## TASK DIRECTIONS
Search the material for the string "JSON" and copy each line where it occurs.

-- start of SUPPLIED DATA --

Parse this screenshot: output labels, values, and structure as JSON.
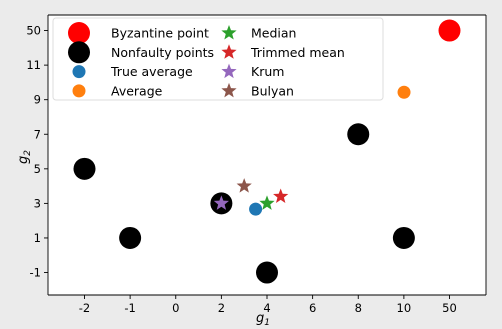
{
  "chart_data": {
    "type": "scatter",
    "x_tick_labels": [
      "-2",
      "-1",
      "0",
      "2",
      "4",
      "6",
      "8",
      "10",
      "50"
    ],
    "y_tick_labels": [
      "-1",
      "1",
      "3",
      "5",
      "7",
      "9",
      "11",
      "50"
    ],
    "x_tick_index": [
      0,
      1,
      2,
      3,
      4,
      5,
      6,
      7,
      8
    ],
    "y_tick_index": [
      0,
      1,
      2,
      3,
      4,
      5,
      6,
      7
    ],
    "xlim_index": [
      -0.8,
      8.8
    ],
    "ylim_index": [
      -0.65,
      7.45
    ],
    "xlabel": "g",
    "xlabel_subscript": "1",
    "ylabel": "g",
    "ylabel_subscript": "2",
    "grid": false,
    "legend_position": "top-left",
    "legend_columns": 2,
    "series": [
      {
        "name": "Byzantine point",
        "marker": "circle",
        "size": "large",
        "color": "#ff0000",
        "points": [
          {
            "x": 50,
            "y": 50
          }
        ]
      },
      {
        "name": "Nonfaulty points",
        "marker": "circle",
        "size": "large",
        "color": "#000000",
        "points": [
          {
            "x": -2,
            "y": 5
          },
          {
            "x": -1,
            "y": 1
          },
          {
            "x": 2,
            "y": 3
          },
          {
            "x": 4,
            "y": -1
          },
          {
            "x": 8,
            "y": 7
          },
          {
            "x": 10,
            "y": 1
          }
        ]
      },
      {
        "name": "True average",
        "marker": "circle",
        "size": "small",
        "color": "#1f77b4",
        "points": [
          {
            "x": 3.5,
            "y": 2.67
          }
        ]
      },
      {
        "name": "Average",
        "marker": "circle",
        "size": "small",
        "color": "#ff7f0e",
        "points": [
          {
            "x": 10.14,
            "y": 9.43
          }
        ]
      },
      {
        "name": "Median",
        "marker": "star",
        "size": "small",
        "color": "#2ca02c",
        "points": [
          {
            "x": 4,
            "y": 3
          }
        ]
      },
      {
        "name": "Trimmed mean",
        "marker": "star",
        "size": "small",
        "color": "#d62728",
        "points": [
          {
            "x": 4.6,
            "y": 3.4
          }
        ]
      },
      {
        "name": "Krum",
        "marker": "star",
        "size": "small",
        "color": "#9467bd",
        "points": [
          {
            "x": 2,
            "y": 3
          }
        ]
      },
      {
        "name": "Bulyan",
        "marker": "star",
        "size": "small",
        "color": "#8c564b",
        "points": [
          {
            "x": 3,
            "y": 4
          }
        ]
      }
    ]
  }
}
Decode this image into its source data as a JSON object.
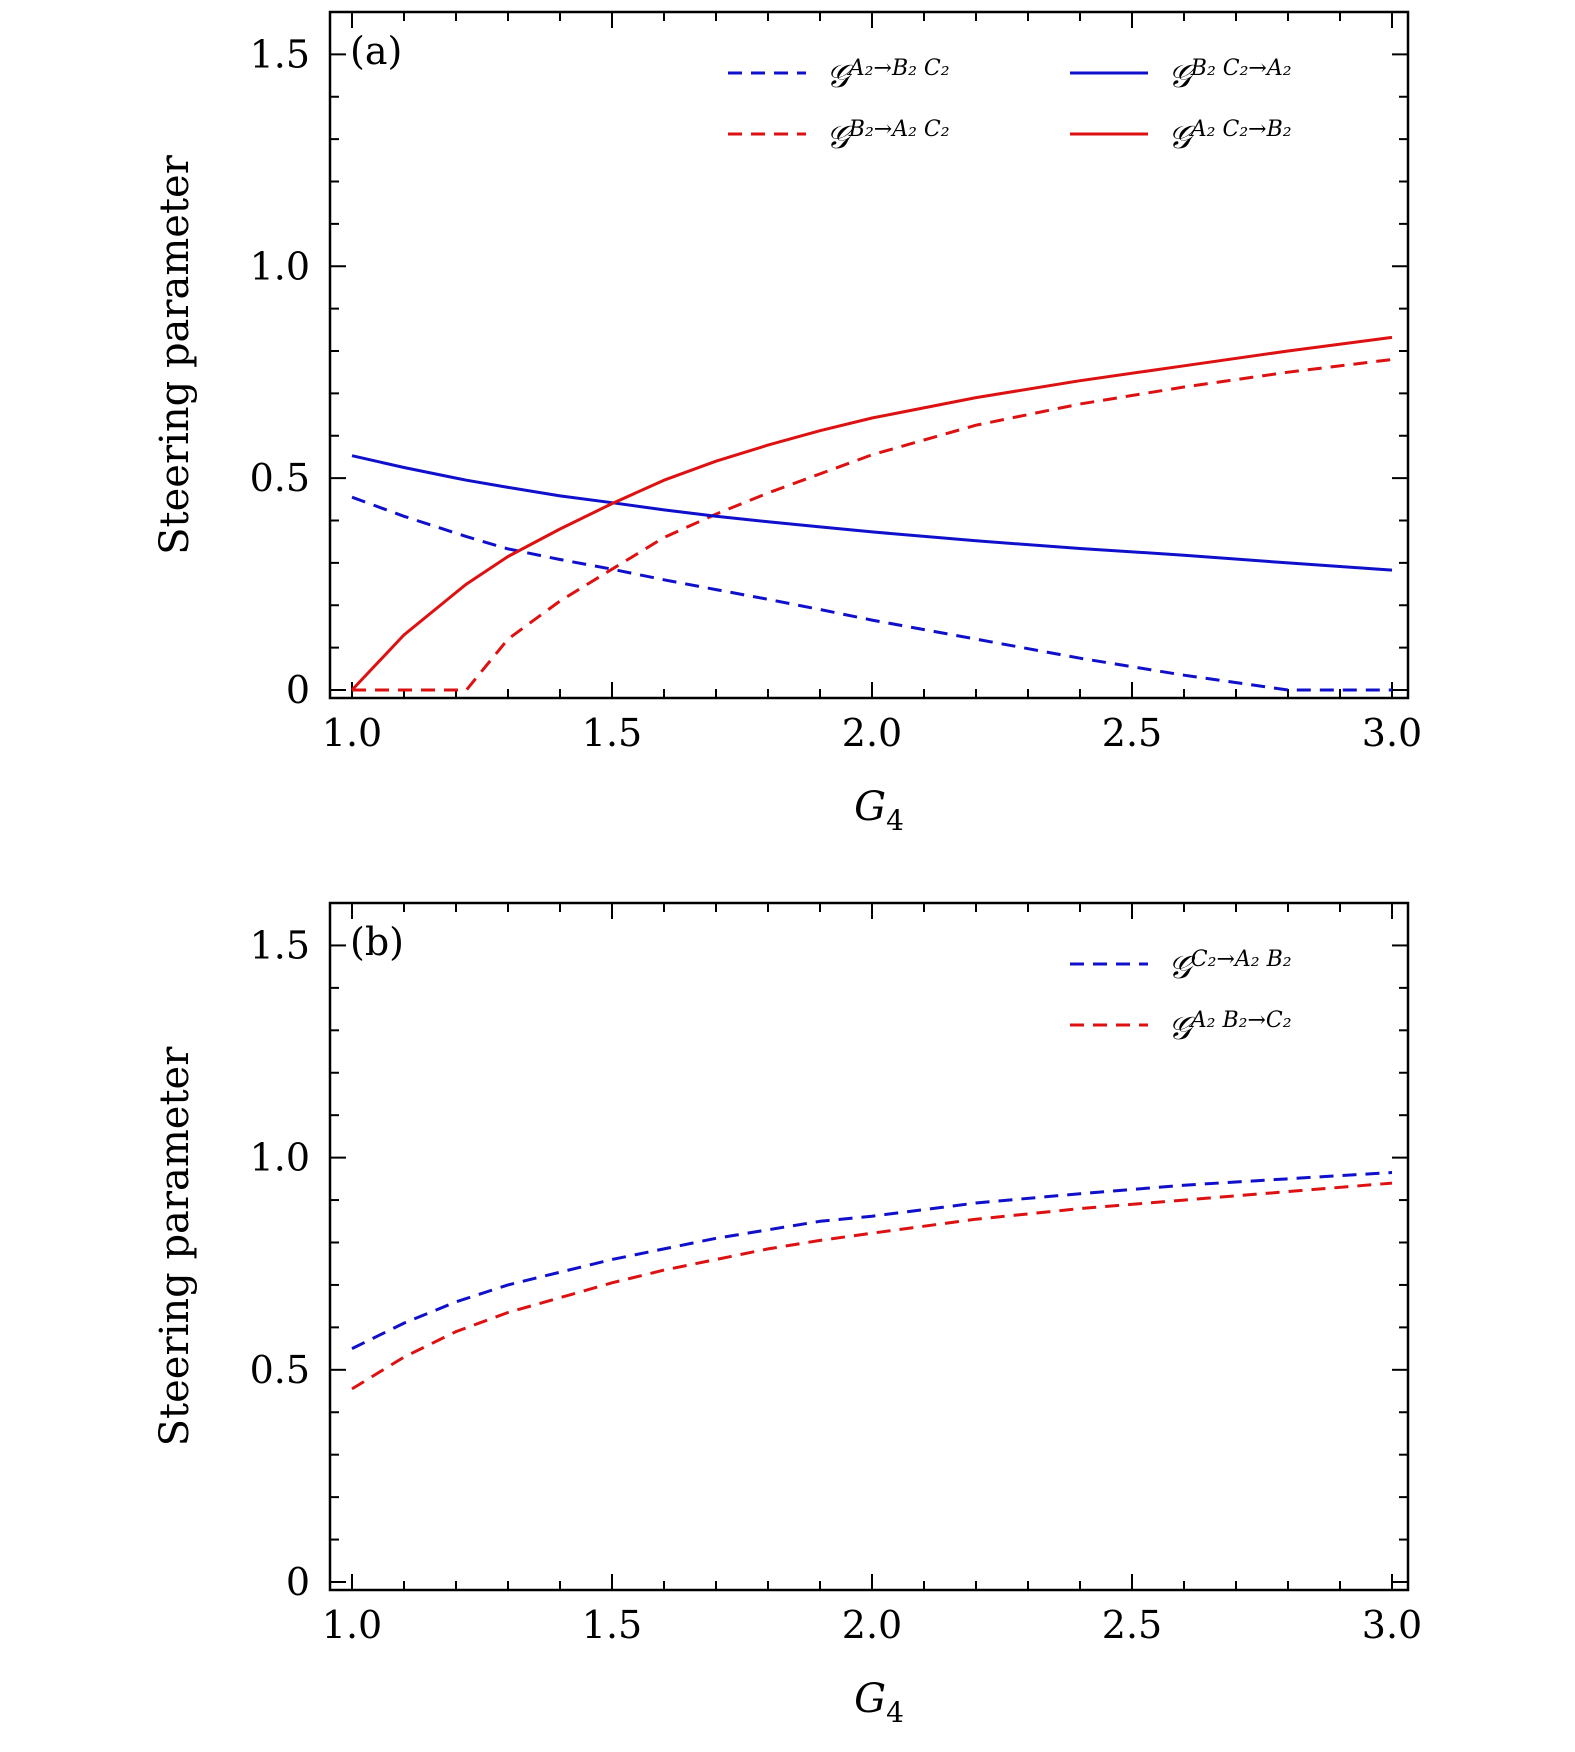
{
  "chart_data": [
    {
      "type": "line",
      "panel_label": "(a)",
      "xlabel": "G",
      "xlabel_sub": "4",
      "ylabel": "Steering parameter",
      "xlim": [
        1.0,
        3.0
      ],
      "ylim": [
        0,
        1.6
      ],
      "xticks": [
        "1.0",
        "1.5",
        "2.0",
        "2.5",
        "3.0"
      ],
      "yticks": [
        "0",
        "0.5",
        "1.0",
        "1.5"
      ],
      "legend_position": "top-right",
      "grid": false,
      "x": [
        1.0,
        1.1,
        1.2,
        1.22,
        1.3,
        1.4,
        1.5,
        1.6,
        1.7,
        1.8,
        1.9,
        2.0,
        2.2,
        2.4,
        2.6,
        2.8,
        3.0
      ],
      "series": [
        {
          "name": "𝒢",
          "name_sup": "A₂→B₂ C₂",
          "style": "dashed",
          "color": "#1010cc",
          "values": [
            0.455,
            0.41,
            0.37,
            0.362,
            0.333,
            0.308,
            0.285,
            0.26,
            0.237,
            0.214,
            0.19,
            0.165,
            0.12,
            0.075,
            0.035,
            0.0,
            0.0
          ]
        },
        {
          "name": "𝒢",
          "name_sup": "B₂→A₂ C₂",
          "style": "dashed",
          "color": "#dd1111",
          "values": [
            0.0,
            0.0,
            0.0,
            0.0,
            0.12,
            0.21,
            0.285,
            0.36,
            0.415,
            0.465,
            0.51,
            0.555,
            0.625,
            0.675,
            0.715,
            0.75,
            0.78
          ]
        },
        {
          "name": "𝒢",
          "name_sup": "B₂ C₂→A₂",
          "style": "solid",
          "color": "#1010cc",
          "values": [
            0.553,
            0.525,
            0.5,
            0.495,
            0.478,
            0.458,
            0.442,
            0.425,
            0.41,
            0.397,
            0.385,
            0.373,
            0.352,
            0.334,
            0.318,
            0.3,
            0.283
          ]
        },
        {
          "name": "𝒢",
          "name_sup": "A₂ C₂→B₂",
          "style": "solid",
          "color": "#dd1111",
          "values": [
            0.0,
            0.13,
            0.23,
            0.25,
            0.315,
            0.38,
            0.44,
            0.495,
            0.54,
            0.578,
            0.612,
            0.642,
            0.69,
            0.73,
            0.765,
            0.8,
            0.832
          ]
        }
      ]
    },
    {
      "type": "line",
      "panel_label": "(b)",
      "xlabel": "G",
      "xlabel_sub": "4",
      "ylabel": "Steering parameter",
      "xlim": [
        1.0,
        3.0
      ],
      "ylim": [
        0,
        1.6
      ],
      "xticks": [
        "1.0",
        "1.5",
        "2.0",
        "2.5",
        "3.0"
      ],
      "yticks": [
        "0",
        "0.5",
        "1.0",
        "1.5"
      ],
      "legend_position": "top-right",
      "grid": false,
      "x": [
        1.0,
        1.1,
        1.2,
        1.3,
        1.4,
        1.5,
        1.6,
        1.7,
        1.8,
        1.9,
        2.0,
        2.2,
        2.4,
        2.6,
        2.8,
        3.0
      ],
      "series": [
        {
          "name": "𝒢",
          "name_sup": "C₂→A₂ B₂",
          "style": "dashed",
          "color": "#1010cc",
          "values": [
            0.55,
            0.61,
            0.66,
            0.7,
            0.73,
            0.76,
            0.785,
            0.81,
            0.83,
            0.85,
            0.862,
            0.893,
            0.915,
            0.935,
            0.95,
            0.965
          ]
        },
        {
          "name": "𝒢",
          "name_sup": "A₂ B₂→C₂",
          "style": "dashed",
          "color": "#dd1111",
          "values": [
            0.455,
            0.53,
            0.59,
            0.635,
            0.67,
            0.705,
            0.735,
            0.76,
            0.785,
            0.805,
            0.822,
            0.855,
            0.88,
            0.9,
            0.92,
            0.94
          ]
        }
      ]
    }
  ]
}
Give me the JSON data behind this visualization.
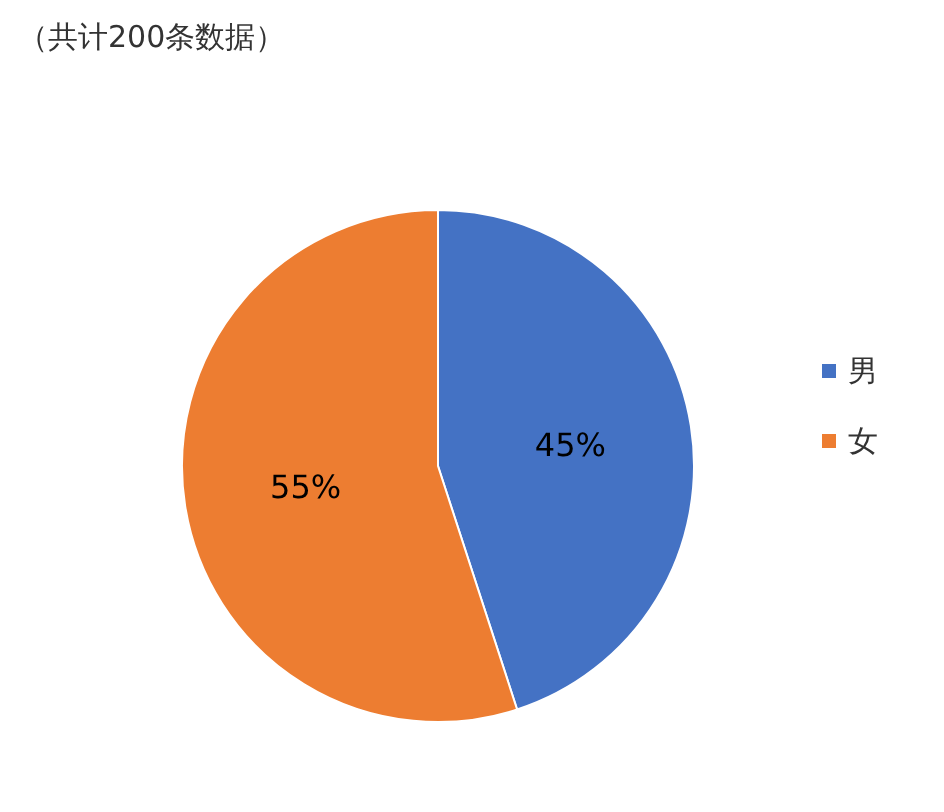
{
  "chart_data": {
    "type": "pie",
    "title": "（共计200条数据）",
    "categories": [
      "男",
      "女"
    ],
    "values": [
      45,
      55
    ],
    "colors": [
      "#4472c4",
      "#ed7d31"
    ],
    "value_labels": [
      "45%",
      "55%"
    ],
    "legend": "right"
  }
}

-- end of SUPPLIED DATA --

## EXERCISE SOLUTION
Parse this screenshot: output labels, values, and structure as JSON.
Decode this image into its source data as a JSON object.
Give me the JSON data behind this visualization.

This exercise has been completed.